— Begin MATERIAL —

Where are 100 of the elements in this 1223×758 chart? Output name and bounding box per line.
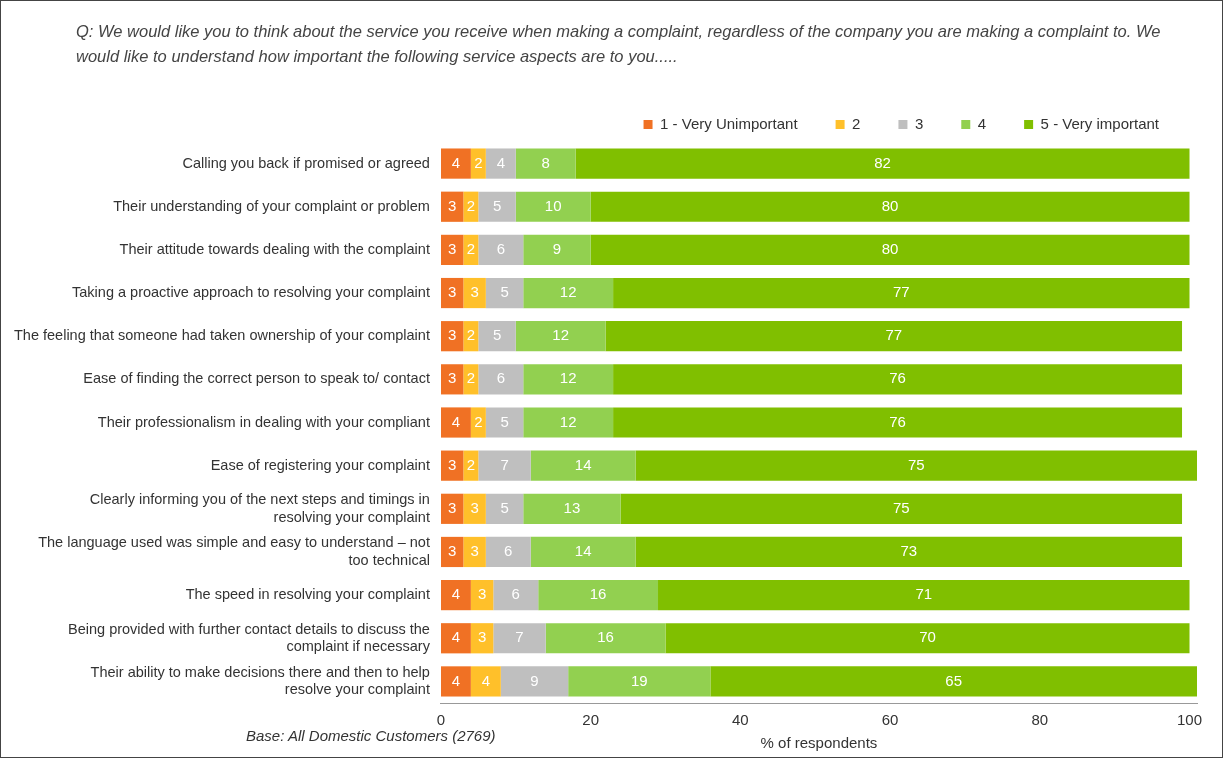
data-label: 5 bbox=[500, 498, 509, 516]
bar bbox=[665, 623, 1190, 654]
data-label: 80 bbox=[881, 196, 899, 214]
data-label: 3 bbox=[447, 455, 457, 473]
bar bbox=[590, 234, 1190, 265]
bar bbox=[523, 277, 614, 309]
data-label: 16 bbox=[597, 628, 614, 646]
y-tick-label: Clearly informing you of the next steps and timings in resolving your complaint bbox=[89, 491, 430, 525]
data-label: 5 bbox=[492, 326, 502, 344]
data-label: 4 bbox=[451, 412, 461, 430]
chart-title: Q: We would like you to think about the service you receive when making a complaint, regardless of the company you are making a complaint to. We would like to understand how important the following service aspects are to you..... bbox=[76, 21, 1162, 67]
y-tick-label: Their understanding of your complaint or problem bbox=[113, 197, 430, 214]
data-label: 3 bbox=[447, 542, 457, 560]
bar bbox=[485, 407, 524, 438]
data-label: 3 bbox=[447, 196, 457, 214]
bar bbox=[493, 580, 539, 611]
bar bbox=[523, 234, 591, 265]
y-tick-label: Being provided with further contact details to discuss the complaint if necessary bbox=[68, 620, 431, 654]
bar bbox=[463, 450, 479, 481]
bar bbox=[493, 623, 546, 654]
data-label: 12 bbox=[559, 412, 577, 430]
legend-label: 4 bbox=[977, 114, 987, 132]
data-label: 3 bbox=[447, 326, 457, 344]
bar bbox=[613, 364, 1183, 395]
data-label: 70 bbox=[919, 628, 936, 646]
data-label: 3 bbox=[477, 628, 487, 646]
bar bbox=[470, 407, 486, 438]
bar bbox=[523, 407, 614, 438]
bar bbox=[463, 536, 486, 568]
data-label: 77 bbox=[892, 283, 910, 301]
data-label: 3 bbox=[447, 240, 457, 258]
data-label: 12 bbox=[559, 369, 577, 387]
data-label: 7 bbox=[500, 455, 509, 473]
x-tick-label: 80 bbox=[1031, 711, 1049, 729]
x-tick-label: 40 bbox=[732, 711, 749, 729]
x-tick-label: 0 bbox=[436, 711, 446, 729]
data-label: 9 bbox=[530, 671, 539, 689]
data-label: 4 bbox=[451, 585, 461, 603]
data-label: 82 bbox=[874, 153, 891, 171]
legend-label: 5 - Very important bbox=[1040, 114, 1160, 132]
bar bbox=[613, 277, 1190, 309]
data-label: 80 bbox=[881, 240, 899, 258]
bar bbox=[515, 191, 591, 222]
bar bbox=[545, 623, 666, 654]
data-label: 8 bbox=[541, 153, 550, 171]
data-label: 4 bbox=[496, 153, 505, 171]
data-label: 13 bbox=[563, 498, 581, 516]
data-label: 12 bbox=[552, 326, 570, 344]
data-label: 4 bbox=[451, 153, 461, 171]
bar bbox=[440, 580, 471, 611]
y-tick-label: Their professionalism in dealing with your compliant bbox=[97, 413, 430, 430]
bar bbox=[635, 536, 1183, 568]
bar bbox=[500, 666, 569, 697]
data-label: 5 bbox=[492, 196, 502, 214]
data-label: 5 bbox=[500, 283, 509, 301]
bar bbox=[478, 234, 524, 265]
x-tick-label: 20 bbox=[582, 711, 599, 729]
bar bbox=[485, 536, 531, 568]
bar bbox=[515, 321, 606, 352]
y-tick-label: Taking a proactive approach to resolving your complaint bbox=[72, 284, 430, 301]
data-label: 73 bbox=[900, 542, 918, 560]
bar bbox=[575, 148, 1190, 179]
data-label: 19 bbox=[630, 671, 648, 689]
y-tick-label: Calling you back if promised or agreed bbox=[182, 154, 430, 171]
legend-label: 1 - Very Unimportant bbox=[660, 114, 799, 132]
data-label: 6 bbox=[496, 240, 505, 258]
data-label: 2 bbox=[466, 240, 476, 258]
data-label: 6 bbox=[496, 369, 505, 387]
bar bbox=[470, 148, 486, 179]
data-label: 3 bbox=[447, 498, 457, 516]
bar bbox=[523, 493, 621, 524]
bar bbox=[635, 450, 1197, 481]
data-label: 2 bbox=[466, 455, 476, 473]
data-label: 7 bbox=[515, 628, 524, 646]
legend-label: 2 bbox=[852, 114, 861, 132]
data-label: 2 bbox=[474, 412, 483, 430]
data-label: 3 bbox=[447, 369, 457, 387]
bar bbox=[463, 234, 479, 265]
data-label: 14 bbox=[574, 455, 592, 473]
bar bbox=[590, 191, 1190, 222]
bar bbox=[605, 321, 1183, 352]
y-tick-label: Ease of finding the correct person to speak to/ contact bbox=[83, 370, 430, 387]
data-label: 4 bbox=[451, 671, 461, 689]
data-label: 2 bbox=[466, 326, 476, 344]
bar bbox=[710, 666, 1197, 697]
data-label: 75 bbox=[892, 498, 910, 516]
bar bbox=[478, 191, 516, 222]
bar bbox=[478, 321, 516, 352]
y-tick-label: The feeling that someone had taken ownership of your complaint bbox=[14, 327, 430, 344]
bar bbox=[485, 277, 524, 309]
data-label: 65 bbox=[945, 671, 963, 689]
data-label: 2 bbox=[474, 153, 483, 171]
data-label: 76 bbox=[889, 412, 906, 430]
data-label: 3 bbox=[447, 283, 457, 301]
bar bbox=[463, 321, 479, 352]
bar bbox=[440, 623, 471, 654]
data-label: 6 bbox=[504, 542, 513, 560]
bar bbox=[440, 148, 471, 179]
bar bbox=[463, 364, 479, 395]
bar bbox=[658, 580, 1190, 611]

— End MATERIAL —

● WHAT TO DO:
Set down every item above word for word, leaving out the pictures.

● EXERCISE RESPONSE:
Where are 100 of the elements in this 1223×758 chart? Output name and bounding box per line.
data-label: 5 bbox=[500, 498, 509, 516]
bar bbox=[665, 623, 1190, 654]
data-label: 80 bbox=[881, 196, 899, 214]
data-label: 3 bbox=[447, 455, 457, 473]
bar bbox=[590, 234, 1190, 265]
bar bbox=[523, 277, 614, 309]
data-label: 16 bbox=[597, 628, 614, 646]
y-tick-label: Clearly informing you of the next steps and timings in resolving your complaint bbox=[89, 491, 430, 525]
data-label: 5 bbox=[492, 326, 502, 344]
data-label: 4 bbox=[451, 412, 461, 430]
chart-title: Q: We would like you to think about the service you receive when making a complaint, regardless of the company you are making a complaint to. We would like to understand how important the following service aspects are to you..... bbox=[76, 21, 1162, 67]
y-tick-label: Their understanding of your complaint or problem bbox=[113, 197, 430, 214]
data-label: 3 bbox=[447, 542, 457, 560]
bar bbox=[485, 407, 524, 438]
data-label: 3 bbox=[447, 196, 457, 214]
bar bbox=[493, 580, 539, 611]
bar bbox=[523, 234, 591, 265]
y-tick-label: Being provided with further contact details to discuss the complaint if necessary bbox=[68, 620, 431, 654]
bar bbox=[463, 450, 479, 481]
bar bbox=[493, 623, 546, 654]
data-label: 12 bbox=[559, 412, 577, 430]
legend-label: 4 bbox=[977, 114, 987, 132]
data-label: 3 bbox=[447, 326, 457, 344]
bar bbox=[613, 364, 1183, 395]
data-label: 70 bbox=[919, 628, 936, 646]
data-label: 3 bbox=[477, 628, 487, 646]
bar bbox=[470, 407, 486, 438]
bar bbox=[523, 407, 614, 438]
bar bbox=[463, 536, 486, 568]
data-label: 77 bbox=[892, 283, 910, 301]
data-label: 3 bbox=[447, 240, 457, 258]
data-label: 12 bbox=[559, 369, 577, 387]
data-label: 7 bbox=[500, 455, 509, 473]
x-tick-label: 80 bbox=[1031, 711, 1049, 729]
x-tick-label: 40 bbox=[732, 711, 749, 729]
x-tick-label: 0 bbox=[436, 711, 446, 729]
data-label: 9 bbox=[530, 671, 539, 689]
data-label: 4 bbox=[451, 585, 461, 603]
data-label: 82 bbox=[874, 153, 891, 171]
legend-label: 5 - Very important bbox=[1040, 114, 1160, 132]
bar bbox=[613, 277, 1190, 309]
data-label: 80 bbox=[881, 240, 899, 258]
bar bbox=[515, 191, 591, 222]
bar bbox=[545, 623, 666, 654]
data-label: 8 bbox=[541, 153, 550, 171]
data-label: 4 bbox=[496, 153, 505, 171]
data-label: 13 bbox=[563, 498, 581, 516]
data-label: 12 bbox=[552, 326, 570, 344]
data-label: 4 bbox=[451, 153, 461, 171]
bar bbox=[440, 580, 471, 611]
y-tick-label: Their professionalism in dealing with your compliant bbox=[97, 413, 430, 430]
bar bbox=[635, 536, 1183, 568]
bar bbox=[500, 666, 569, 697]
data-label: 5 bbox=[492, 196, 502, 214]
data-label: 5 bbox=[500, 283, 509, 301]
bar bbox=[478, 234, 524, 265]
x-tick-label: 20 bbox=[582, 711, 599, 729]
bar bbox=[485, 536, 531, 568]
bar bbox=[515, 321, 606, 352]
y-tick-label: Taking a proactive approach to resolving your complaint bbox=[72, 284, 430, 301]
data-label: 73 bbox=[900, 542, 918, 560]
bar bbox=[575, 148, 1190, 179]
data-label: 19 bbox=[630, 671, 648, 689]
y-tick-label: Calling you back if promised or agreed bbox=[182, 154, 430, 171]
legend-label: 1 - Very Unimportant bbox=[660, 114, 799, 132]
data-label: 6 bbox=[496, 240, 505, 258]
data-label: 2 bbox=[466, 240, 476, 258]
data-label: 6 bbox=[496, 369, 505, 387]
bar bbox=[470, 148, 486, 179]
data-label: 3 bbox=[447, 498, 457, 516]
bar bbox=[523, 493, 621, 524]
bar bbox=[635, 450, 1197, 481]
data-label: 2 bbox=[466, 455, 476, 473]
data-label: 7 bbox=[515, 628, 524, 646]
legend-label: 2 bbox=[852, 114, 861, 132]
data-label: 2 bbox=[474, 412, 483, 430]
data-label: 3 bbox=[447, 369, 457, 387]
bar bbox=[463, 234, 479, 265]
data-label: 14 bbox=[574, 455, 592, 473]
bar bbox=[590, 191, 1190, 222]
bar bbox=[605, 321, 1183, 352]
y-tick-label: Ease of finding the correct person to speak to/ contact bbox=[83, 370, 430, 387]
data-label: 4 bbox=[451, 671, 461, 689]
data-label: 2 bbox=[466, 326, 476, 344]
bar bbox=[710, 666, 1197, 697]
data-label: 75 bbox=[892, 498, 910, 516]
bar bbox=[478, 191, 516, 222]
bar bbox=[478, 321, 516, 352]
y-tick-label: The feeling that someone had taken ownership of your complaint bbox=[14, 327, 430, 344]
bar bbox=[485, 277, 524, 309]
data-label: 65 bbox=[945, 671, 963, 689]
data-label: 2 bbox=[474, 153, 483, 171]
data-label: 76 bbox=[889, 412, 906, 430]
data-label: 3 bbox=[447, 283, 457, 301]
bar bbox=[463, 321, 479, 352]
bar bbox=[440, 623, 471, 654]
data-label: 6 bbox=[504, 542, 513, 560]
bar bbox=[440, 148, 471, 179]
bar bbox=[463, 364, 479, 395]
bar bbox=[658, 580, 1190, 611]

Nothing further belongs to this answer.